Some records
----------

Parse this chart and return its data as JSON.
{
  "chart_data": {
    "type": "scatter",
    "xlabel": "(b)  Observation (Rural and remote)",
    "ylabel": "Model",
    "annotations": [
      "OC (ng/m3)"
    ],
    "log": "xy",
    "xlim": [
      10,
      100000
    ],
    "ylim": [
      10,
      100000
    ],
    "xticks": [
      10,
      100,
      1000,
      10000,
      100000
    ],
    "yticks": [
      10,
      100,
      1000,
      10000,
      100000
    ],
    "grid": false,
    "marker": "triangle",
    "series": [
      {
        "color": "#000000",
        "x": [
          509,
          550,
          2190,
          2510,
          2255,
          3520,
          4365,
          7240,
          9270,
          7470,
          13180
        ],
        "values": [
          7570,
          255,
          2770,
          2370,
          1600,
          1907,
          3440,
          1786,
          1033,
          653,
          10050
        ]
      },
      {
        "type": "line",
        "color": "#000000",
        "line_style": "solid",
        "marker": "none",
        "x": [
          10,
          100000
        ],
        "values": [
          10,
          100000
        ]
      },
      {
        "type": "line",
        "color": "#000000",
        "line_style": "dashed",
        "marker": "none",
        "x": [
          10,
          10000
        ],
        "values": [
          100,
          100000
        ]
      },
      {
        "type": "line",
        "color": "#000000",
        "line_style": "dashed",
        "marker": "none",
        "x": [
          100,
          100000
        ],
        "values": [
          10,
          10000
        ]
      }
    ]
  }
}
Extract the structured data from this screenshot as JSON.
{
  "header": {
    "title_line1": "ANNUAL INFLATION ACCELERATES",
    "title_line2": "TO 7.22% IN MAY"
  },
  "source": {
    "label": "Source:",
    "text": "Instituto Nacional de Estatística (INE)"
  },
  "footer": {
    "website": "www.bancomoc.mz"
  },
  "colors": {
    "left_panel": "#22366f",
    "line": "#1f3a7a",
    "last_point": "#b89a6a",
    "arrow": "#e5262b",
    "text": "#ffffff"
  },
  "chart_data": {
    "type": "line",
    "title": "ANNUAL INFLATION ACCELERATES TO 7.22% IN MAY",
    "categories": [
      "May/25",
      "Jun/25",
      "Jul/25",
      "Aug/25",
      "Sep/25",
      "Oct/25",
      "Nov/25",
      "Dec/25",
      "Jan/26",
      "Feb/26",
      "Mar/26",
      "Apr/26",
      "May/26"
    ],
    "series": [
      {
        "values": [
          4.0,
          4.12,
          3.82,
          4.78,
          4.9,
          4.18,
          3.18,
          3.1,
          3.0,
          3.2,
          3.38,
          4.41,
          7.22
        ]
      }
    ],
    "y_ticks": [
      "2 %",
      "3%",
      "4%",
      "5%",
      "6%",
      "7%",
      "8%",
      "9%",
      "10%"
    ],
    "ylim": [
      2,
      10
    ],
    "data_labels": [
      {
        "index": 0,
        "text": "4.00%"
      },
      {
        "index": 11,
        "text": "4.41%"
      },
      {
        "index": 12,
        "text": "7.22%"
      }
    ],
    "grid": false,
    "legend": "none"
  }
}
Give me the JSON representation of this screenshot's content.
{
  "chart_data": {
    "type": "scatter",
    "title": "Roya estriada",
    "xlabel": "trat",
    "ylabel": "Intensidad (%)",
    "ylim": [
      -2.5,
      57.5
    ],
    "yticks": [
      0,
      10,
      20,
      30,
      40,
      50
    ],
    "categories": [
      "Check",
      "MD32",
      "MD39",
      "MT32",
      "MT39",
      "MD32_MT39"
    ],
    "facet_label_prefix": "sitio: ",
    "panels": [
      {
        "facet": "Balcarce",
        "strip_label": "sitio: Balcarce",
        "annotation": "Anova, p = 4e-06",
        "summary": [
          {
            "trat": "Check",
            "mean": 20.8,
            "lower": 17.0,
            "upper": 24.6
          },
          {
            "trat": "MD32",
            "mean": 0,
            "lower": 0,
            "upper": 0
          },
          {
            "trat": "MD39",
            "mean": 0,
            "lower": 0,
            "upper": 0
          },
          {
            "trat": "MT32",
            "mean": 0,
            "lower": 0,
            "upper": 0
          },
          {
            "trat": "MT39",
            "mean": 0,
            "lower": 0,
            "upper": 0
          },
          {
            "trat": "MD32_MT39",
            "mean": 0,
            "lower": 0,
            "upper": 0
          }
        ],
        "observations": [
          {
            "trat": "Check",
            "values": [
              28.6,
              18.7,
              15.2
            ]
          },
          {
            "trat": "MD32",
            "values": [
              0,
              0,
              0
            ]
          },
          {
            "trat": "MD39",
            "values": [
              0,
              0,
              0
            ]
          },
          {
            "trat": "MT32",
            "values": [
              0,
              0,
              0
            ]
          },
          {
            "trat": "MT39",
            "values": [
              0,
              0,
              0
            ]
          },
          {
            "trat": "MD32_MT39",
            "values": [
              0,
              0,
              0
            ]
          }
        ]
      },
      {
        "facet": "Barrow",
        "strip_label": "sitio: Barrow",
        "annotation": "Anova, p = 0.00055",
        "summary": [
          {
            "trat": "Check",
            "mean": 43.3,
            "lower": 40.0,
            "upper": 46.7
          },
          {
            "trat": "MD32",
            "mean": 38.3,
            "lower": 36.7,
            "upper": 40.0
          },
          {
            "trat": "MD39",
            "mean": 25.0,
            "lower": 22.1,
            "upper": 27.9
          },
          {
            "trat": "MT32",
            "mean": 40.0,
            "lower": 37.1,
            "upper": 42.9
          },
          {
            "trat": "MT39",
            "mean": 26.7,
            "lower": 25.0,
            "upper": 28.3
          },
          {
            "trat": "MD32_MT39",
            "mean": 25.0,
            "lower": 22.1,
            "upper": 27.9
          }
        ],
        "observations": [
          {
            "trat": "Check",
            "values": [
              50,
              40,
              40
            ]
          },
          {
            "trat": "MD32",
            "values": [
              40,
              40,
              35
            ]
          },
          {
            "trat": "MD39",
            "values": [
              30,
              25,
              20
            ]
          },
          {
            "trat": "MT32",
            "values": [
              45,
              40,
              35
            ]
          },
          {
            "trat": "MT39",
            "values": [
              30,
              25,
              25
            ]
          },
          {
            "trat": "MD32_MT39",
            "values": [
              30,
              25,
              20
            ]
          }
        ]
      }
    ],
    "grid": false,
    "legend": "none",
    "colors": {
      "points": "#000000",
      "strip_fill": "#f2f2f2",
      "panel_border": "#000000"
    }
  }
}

----------

## BRIEF
Retype the listing exactly, in full.

## SOLUTION TO THE PROBLEM
Parse this chart and return its data as JSON.
{
  "chart_data": {
    "type": "scatter",
    "xlabel": "(b)  Observation (Rural and remote)",
    "ylabel": "Model",
    "annotations": [
      "OC (ng/m3)"
    ],
    "log": "xy",
    "xlim": [
      10,
      100000
    ],
    "ylim": [
      10,
      100000
    ],
    "xticks": [
      10,
      100,
      1000,
      10000,
      100000
    ],
    "yticks": [
      10,
      100,
      1000,
      10000,
      100000
    ],
    "grid": false,
    "marker": "triangle",
    "series": [
      {
        "color": "#000000",
        "x": [
          509,
          550,
          2190,
          2510,
          2255,
          3520,
          4365,
          7240,
          9270,
          7470,
          13180
        ],
        "values": [
          7570,
          255,
          2770,
          2370,
          1600,
          1907,
          3440,
          1786,
          1033,
          653,
          10050
        ]
      },
      {
        "type": "line",
        "color": "#000000",
        "line_style": "solid",
        "marker": "none",
        "x": [
          10,
          100000
        ],
        "values": [
          10,
          100000
        ]
      },
      {
        "type": "line",
        "color": "#000000",
        "line_style": "dashed",
        "marker": "none",
        "x": [
          10,
          10000
        ],
        "values": [
          100,
          100000
        ]
      },
      {
        "type": "line",
        "color": "#000000",
        "line_style": "dashed",
        "marker": "none",
        "x": [
          100,
          100000
        ],
        "values": [
          10,
          10000
        ]
      }
    ]
  }
}
Extract the structured data from this screenshot as JSON.
{
  "header": {
    "title_line1": "ANNUAL INFLATION ACCELERATES",
    "title_line2": "TO 7.22% IN MAY"
  },
  "source": {
    "label": "Source:",
    "text": "Instituto Nacional de Estatística (INE)"
  },
  "footer": {
    "website": "www.bancomoc.mz"
  },
  "colors": {
    "left_panel": "#22366f",
    "line": "#1f3a7a",
    "last_point": "#b89a6a",
    "arrow": "#e5262b",
    "text": "#ffffff"
  },
  "chart_data": {
    "type": "line",
    "title": "ANNUAL INFLATION ACCELERATES TO 7.22% IN MAY",
    "categories": [
      "May/25",
      "Jun/25",
      "Jul/25",
      "Aug/25",
      "Sep/25",
      "Oct/25",
      "Nov/25",
      "Dec/25",
      "Jan/26",
      "Feb/26",
      "Mar/26",
      "Apr/26",
      "May/26"
    ],
    "series": [
      {
        "values": [
          4.0,
          4.12,
          3.82,
          4.78,
          4.9,
          4.18,
          3.18,
          3.1,
          3.0,
          3.2,
          3.38,
          4.41,
          7.22
        ]
      }
    ],
    "y_ticks": [
      "2 %",
      "3%",
      "4%",
      "5%",
      "6%",
      "7%",
      "8%",
      "9%",
      "10%"
    ],
    "ylim": [
      2,
      10
    ],
    "data_labels": [
      {
        "index": 0,
        "text": "4.00%"
      },
      {
        "index": 11,
        "text": "4.41%"
      },
      {
        "index": 12,
        "text": "7.22%"
      }
    ],
    "grid": false,
    "legend": "none"
  }
}
Give me the JSON representation of this screenshot's content.
{
  "chart_data": {
    "type": "scatter",
    "title": "Roya estriada",
    "xlabel": "trat",
    "ylabel": "Intensidad (%)",
    "ylim": [
      -2.5,
      57.5
    ],
    "yticks": [
      0,
      10,
      20,
      30,
      40,
      50
    ],
    "categories": [
      "Check",
      "MD32",
      "MD39",
      "MT32",
      "MT39",
      "MD32_MT39"
    ],
    "facet_label_prefix": "sitio: ",
    "panels": [
      {
        "facet": "Balcarce",
        "strip_label": "sitio: Balcarce",
        "annotation": "Anova, p = 4e-06",
        "summary": [
          {
            "trat": "Check",
            "mean": 20.8,
            "lower": 17.0,
            "upper": 24.6
          },
          {
            "trat": "MD32",
            "mean": 0,
            "lower": 0,
            "upper": 0
          },
          {
            "trat": "MD39",
            "mean": 0,
            "lower": 0,
            "upper": 0
          },
          {
            "trat": "MT32",
            "mean": 0,
            "lower": 0,
            "upper": 0
          },
          {
            "trat": "MT39",
            "mean": 0,
            "lower": 0,
            "upper": 0
          },
          {
            "trat": "MD32_MT39",
            "mean": 0,
            "lower": 0,
            "upper": 0
          }
        ],
        "observations": [
          {
            "trat": "Check",
            "values": [
              28.6,
              18.7,
              15.2
            ]
          },
          {
            "trat": "MD32",
            "values": [
              0,
              0,
              0
            ]
          },
          {
            "trat": "MD39",
            "values": [
              0,
              0,
              0
            ]
          },
          {
            "trat": "MT32",
            "values": [
              0,
              0,
              0
            ]
          },
          {
            "trat": "MT39",
            "values": [
              0,
              0,
              0
            ]
          },
          {
            "trat": "MD32_MT39",
            "values": [
              0,
              0,
              0
            ]
          }
        ]
      },
      {
        "facet": "Barrow",
        "strip_label": "sitio: Barrow",
        "annotation": "Anova, p = 0.00055",
        "summary": [
          {
            "trat": "Check",
            "mean": 43.3,
            "lower": 40.0,
            "upper": 46.7
          },
          {
            "trat": "MD32",
            "mean": 38.3,
            "lower": 36.7,
            "upper": 40.0
          },
          {
            "trat": "MD39",
            "mean": 25.0,
            "lower": 22.1,
            "upper": 27.9
          },
          {
            "trat": "MT32",
            "mean": 40.0,
            "lower": 37.1,
            "upper": 42.9
          },
          {
            "trat": "MT39",
            "mean": 26.7,
            "lower": 25.0,
            "upper": 28.3
          },
          {
            "trat": "MD32_MT39",
            "mean": 25.0,
            "lower": 22.1,
            "upper": 27.9
          }
        ],
        "observations": [
          {
            "trat": "Check",
            "values": [
              50,
              40,
              40
            ]
          },
          {
            "trat": "MD32",
            "values": [
              40,
              40,
              35
            ]
          },
          {
            "trat": "MD39",
            "values": [
              30,
              25,
              20
            ]
          },
          {
            "trat": "MT32",
            "values": [
              45,
              40,
              35
            ]
          },
          {
            "trat": "MT39",
            "values": [
              30,
              25,
              25
            ]
          },
          {
            "trat": "MD32_MT39",
            "values": [
              30,
              25,
              20
            ]
          }
        ]
      }
    ],
    "grid": false,
    "legend": "none",
    "colors": {
      "points": "#000000",
      "strip_fill": "#f2f2f2",
      "panel_border": "#000000"
    }
  }
}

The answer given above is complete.